To do: Take the material below and write it all out again exactly.
━━━━━━━━━━━━━━━━━━━━━━━━━━━━━━
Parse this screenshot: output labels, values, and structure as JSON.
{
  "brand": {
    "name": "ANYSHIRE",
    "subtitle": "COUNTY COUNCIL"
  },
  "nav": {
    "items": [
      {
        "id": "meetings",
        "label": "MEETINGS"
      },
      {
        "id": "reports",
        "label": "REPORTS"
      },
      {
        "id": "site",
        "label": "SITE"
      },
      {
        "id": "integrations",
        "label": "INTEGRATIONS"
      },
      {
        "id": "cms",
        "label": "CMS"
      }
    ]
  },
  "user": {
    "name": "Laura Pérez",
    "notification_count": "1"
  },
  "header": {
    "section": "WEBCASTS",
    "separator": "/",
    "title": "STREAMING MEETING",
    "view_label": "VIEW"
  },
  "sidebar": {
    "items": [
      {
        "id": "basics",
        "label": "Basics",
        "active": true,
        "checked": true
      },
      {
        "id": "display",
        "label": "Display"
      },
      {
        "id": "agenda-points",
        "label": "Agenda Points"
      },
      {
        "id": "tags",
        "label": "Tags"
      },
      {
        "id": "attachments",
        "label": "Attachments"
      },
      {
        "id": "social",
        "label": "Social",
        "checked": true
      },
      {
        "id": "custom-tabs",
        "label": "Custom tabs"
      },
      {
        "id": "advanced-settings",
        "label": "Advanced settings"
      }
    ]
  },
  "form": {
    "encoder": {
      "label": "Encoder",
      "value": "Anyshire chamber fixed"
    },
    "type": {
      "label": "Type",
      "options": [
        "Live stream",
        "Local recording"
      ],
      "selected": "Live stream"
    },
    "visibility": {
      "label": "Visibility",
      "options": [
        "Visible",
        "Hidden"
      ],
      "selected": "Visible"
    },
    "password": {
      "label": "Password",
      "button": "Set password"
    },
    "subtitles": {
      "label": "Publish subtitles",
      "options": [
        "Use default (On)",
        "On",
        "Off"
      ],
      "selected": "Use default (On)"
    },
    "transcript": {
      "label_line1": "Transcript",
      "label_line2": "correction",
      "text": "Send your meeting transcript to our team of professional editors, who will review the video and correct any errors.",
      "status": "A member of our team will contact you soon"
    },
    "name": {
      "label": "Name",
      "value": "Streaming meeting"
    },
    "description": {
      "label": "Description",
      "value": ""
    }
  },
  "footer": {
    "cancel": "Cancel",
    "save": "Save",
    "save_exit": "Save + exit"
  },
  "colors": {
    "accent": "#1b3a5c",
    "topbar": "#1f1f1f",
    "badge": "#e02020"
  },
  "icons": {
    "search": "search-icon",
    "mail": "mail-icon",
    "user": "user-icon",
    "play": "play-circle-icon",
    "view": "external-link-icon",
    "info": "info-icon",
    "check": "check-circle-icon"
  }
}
━━━━━━━━━━━━━━━━━━━━━━━━━━━━━━
Solution to this exercise:
Parse this screenshot: output labels, values, and structure as JSON.
{
  "brand": {
    "name": "ANYSHIRE",
    "subtitle": "COUNTY COUNCIL"
  },
  "nav": {
    "items": [
      {
        "id": "meetings",
        "label": "MEETINGS"
      },
      {
        "id": "reports",
        "label": "REPORTS"
      },
      {
        "id": "site",
        "label": "SITE"
      },
      {
        "id": "integrations",
        "label": "INTEGRATIONS"
      },
      {
        "id": "cms",
        "label": "CMS"
      }
    ]
  },
  "user": {
    "name": "Laura Pérez",
    "notification_count": "1"
  },
  "header": {
    "section": "WEBCASTS",
    "separator": "/",
    "title": "STREAMING MEETING",
    "view_label": "VIEW"
  },
  "sidebar": {
    "items": [
      {
        "id": "basics",
        "label": "Basics",
        "active": true,
        "checked": true
      },
      {
        "id": "display",
        "label": "Display"
      },
      {
        "id": "agenda-points",
        "label": "Agenda Points"
      },
      {
        "id": "tags",
        "label": "Tags"
      },
      {
        "id": "attachments",
        "label": "Attachments"
      },
      {
        "id": "social",
        "label": "Social",
        "checked": true
      },
      {
        "id": "custom-tabs",
        "label": "Custom tabs"
      },
      {
        "id": "advanced-settings",
        "label": "Advanced settings"
      }
    ]
  },
  "form": {
    "encoder": {
      "label": "Encoder",
      "value": "Anyshire chamber fixed"
    },
    "type": {
      "label": "Type",
      "options": [
        "Live stream",
        "Local recording"
      ],
      "selected": "Live stream"
    },
    "visibility": {
      "label": "Visibility",
      "options": [
        "Visible",
        "Hidden"
      ],
      "selected": "Visible"
    },
    "password": {
      "label": "Password",
      "button": "Set password"
    },
    "subtitles": {
      "label": "Publish subtitles",
      "options": [
        "Use default (On)",
        "On",
        "Off"
      ],
      "selected": "Use default (On)"
    },
    "transcript": {
      "label_line1": "Transcript",
      "label_line2": "correction",
      "text": "Send your meeting transcript to our team of professional editors, who will review the video and correct any errors.",
      "status": "A member of our team will contact you soon"
    },
    "name": {
      "label": "Name",
      "value": "Streaming meeting"
    },
    "description": {
      "label": "Description",
      "value": ""
    }
  },
  "footer": {
    "cancel": "Cancel",
    "save": "Save",
    "save_exit": "Save + exit"
  },
  "colors": {
    "accent": "#1b3a5c",
    "topbar": "#1f1f1f",
    "badge": "#e02020"
  },
  "icons": {
    "search": "search-icon",
    "mail": "mail-icon",
    "user": "user-icon",
    "play": "play-circle-icon",
    "view": "external-link-icon",
    "info": "info-icon",
    "check": "check-circle-icon"
  }
}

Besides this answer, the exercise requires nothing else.